[Saved entries]
★ ★ ★ ★ ★ ★ ★

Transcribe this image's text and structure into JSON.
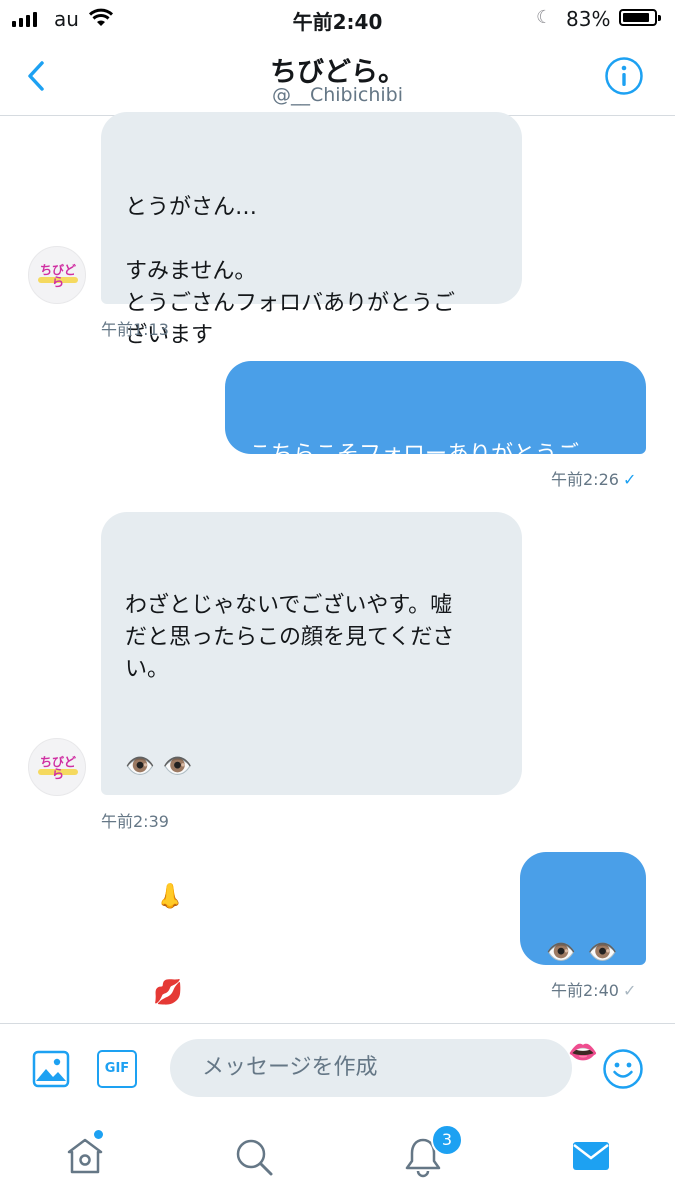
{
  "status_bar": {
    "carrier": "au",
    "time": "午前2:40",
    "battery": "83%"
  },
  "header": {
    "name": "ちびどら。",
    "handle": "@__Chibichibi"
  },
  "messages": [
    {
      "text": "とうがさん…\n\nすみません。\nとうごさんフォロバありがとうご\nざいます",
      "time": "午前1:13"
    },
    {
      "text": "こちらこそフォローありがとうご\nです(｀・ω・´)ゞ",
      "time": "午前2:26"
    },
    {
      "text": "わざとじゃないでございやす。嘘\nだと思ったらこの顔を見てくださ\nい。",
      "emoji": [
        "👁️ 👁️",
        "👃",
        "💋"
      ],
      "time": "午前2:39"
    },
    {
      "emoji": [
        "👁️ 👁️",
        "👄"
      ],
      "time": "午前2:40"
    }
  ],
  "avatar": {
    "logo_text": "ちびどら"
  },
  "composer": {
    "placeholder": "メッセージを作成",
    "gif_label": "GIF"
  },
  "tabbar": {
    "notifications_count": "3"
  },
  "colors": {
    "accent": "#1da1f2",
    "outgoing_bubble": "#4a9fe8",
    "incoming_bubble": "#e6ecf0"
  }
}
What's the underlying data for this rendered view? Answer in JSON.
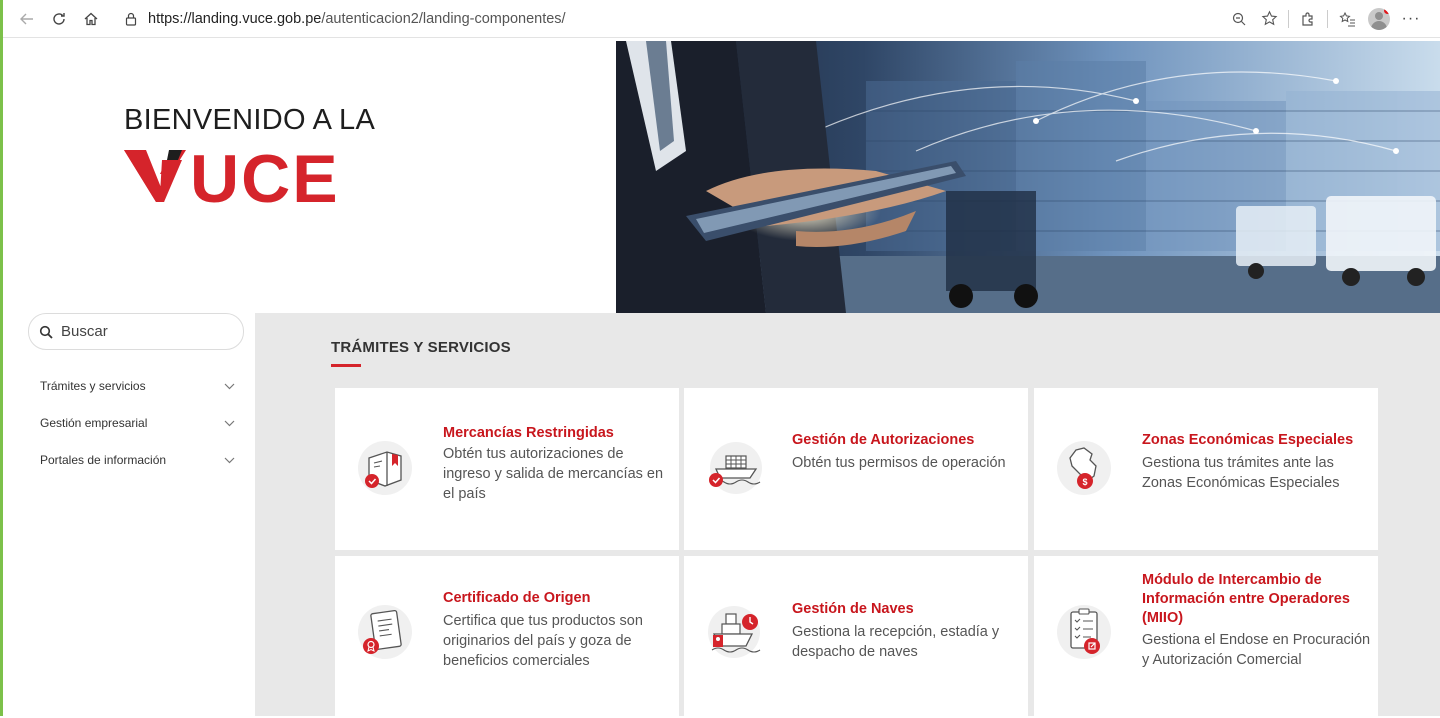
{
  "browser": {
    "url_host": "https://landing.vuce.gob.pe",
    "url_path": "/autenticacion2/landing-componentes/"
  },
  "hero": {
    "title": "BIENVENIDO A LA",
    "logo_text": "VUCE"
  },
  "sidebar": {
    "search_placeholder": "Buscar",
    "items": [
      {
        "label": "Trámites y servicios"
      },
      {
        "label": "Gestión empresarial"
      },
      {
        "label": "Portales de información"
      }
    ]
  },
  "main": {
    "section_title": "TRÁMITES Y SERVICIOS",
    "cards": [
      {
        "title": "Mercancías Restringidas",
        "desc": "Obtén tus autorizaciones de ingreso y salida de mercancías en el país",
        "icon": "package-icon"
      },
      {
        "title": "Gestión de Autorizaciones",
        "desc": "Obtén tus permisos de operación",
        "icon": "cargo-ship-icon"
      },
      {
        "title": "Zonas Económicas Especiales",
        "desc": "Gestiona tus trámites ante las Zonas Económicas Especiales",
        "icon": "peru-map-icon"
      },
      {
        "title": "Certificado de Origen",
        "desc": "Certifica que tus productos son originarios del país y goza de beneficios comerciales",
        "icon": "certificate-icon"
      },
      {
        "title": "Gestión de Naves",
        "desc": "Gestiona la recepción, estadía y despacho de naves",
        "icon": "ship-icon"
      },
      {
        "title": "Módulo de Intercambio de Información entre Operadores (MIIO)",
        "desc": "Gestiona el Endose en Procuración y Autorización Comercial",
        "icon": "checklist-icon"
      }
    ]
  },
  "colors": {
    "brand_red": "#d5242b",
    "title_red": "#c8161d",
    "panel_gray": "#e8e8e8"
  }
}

★ ★ ★ ★ ★ ★ ★

- PROBLEM STATEMENT
Quote the material exactly. Pictures stay out.

- ANSWER TO THE TASK
Transcribe this image's text and structure into JSON.
{
  "status_bar": {
    "carrier": "au",
    "time": "午前2:40",
    "battery": "83%"
  },
  "header": {
    "name": "ちびどら。",
    "handle": "@__Chibichibi"
  },
  "messages": [
    {
      "text": "とうがさん…\n\nすみません。\nとうごさんフォロバありがとうご\nざいます",
      "time": "午前1:13"
    },
    {
      "text": "こちらこそフォローありがとうご\nです(｀・ω・´)ゞ",
      "time": "午前2:26"
    },
    {
      "text": "わざとじゃないでございやす。嘘\nだと思ったらこの顔を見てくださ\nい。",
      "emoji": [
        "👁️ 👁️",
        "👃",
        "💋"
      ],
      "time": "午前2:39"
    },
    {
      "emoji": [
        "👁️ 👁️",
        "👄"
      ],
      "time": "午前2:40"
    }
  ],
  "avatar": {
    "logo_text": "ちびどら"
  },
  "composer": {
    "placeholder": "メッセージを作成",
    "gif_label": "GIF"
  },
  "tabbar": {
    "notifications_count": "3"
  },
  "colors": {
    "accent": "#1da1f2",
    "outgoing_bubble": "#4a9fe8",
    "incoming_bubble": "#e6ecf0"
  }
}
What's the underlying data for this rendered view? Answer in JSON.
{
  "browser": {
    "url_host": "https://landing.vuce.gob.pe",
    "url_path": "/autenticacion2/landing-componentes/"
  },
  "hero": {
    "title": "BIENVENIDO A LA",
    "logo_text": "VUCE"
  },
  "sidebar": {
    "search_placeholder": "Buscar",
    "items": [
      {
        "label": "Trámites y servicios"
      },
      {
        "label": "Gestión empresarial"
      },
      {
        "label": "Portales de información"
      }
    ]
  },
  "main": {
    "section_title": "TRÁMITES Y SERVICIOS",
    "cards": [
      {
        "title": "Mercancías Restringidas",
        "desc": "Obtén tus autorizaciones de ingreso y salida de mercancías en el país",
        "icon": "package-icon"
      },
      {
        "title": "Gestión de Autorizaciones",
        "desc": "Obtén tus permisos de operación",
        "icon": "cargo-ship-icon"
      },
      {
        "title": "Zonas Económicas Especiales",
        "desc": "Gestiona tus trámites ante las Zonas Económicas Especiales",
        "icon": "peru-map-icon"
      },
      {
        "title": "Certificado de Origen",
        "desc": "Certifica que tus productos son originarios del país y goza de beneficios comerciales",
        "icon": "certificate-icon"
      },
      {
        "title": "Gestión de Naves",
        "desc": "Gestiona la recepción, estadía y despacho de naves",
        "icon": "ship-icon"
      },
      {
        "title": "Módulo de Intercambio de Información entre Operadores (MIIO)",
        "desc": "Gestiona el Endose en Procuración y Autorización Comercial",
        "icon": "checklist-icon"
      }
    ]
  },
  "colors": {
    "brand_red": "#d5242b",
    "title_red": "#c8161d",
    "panel_gray": "#e8e8e8"
  }
}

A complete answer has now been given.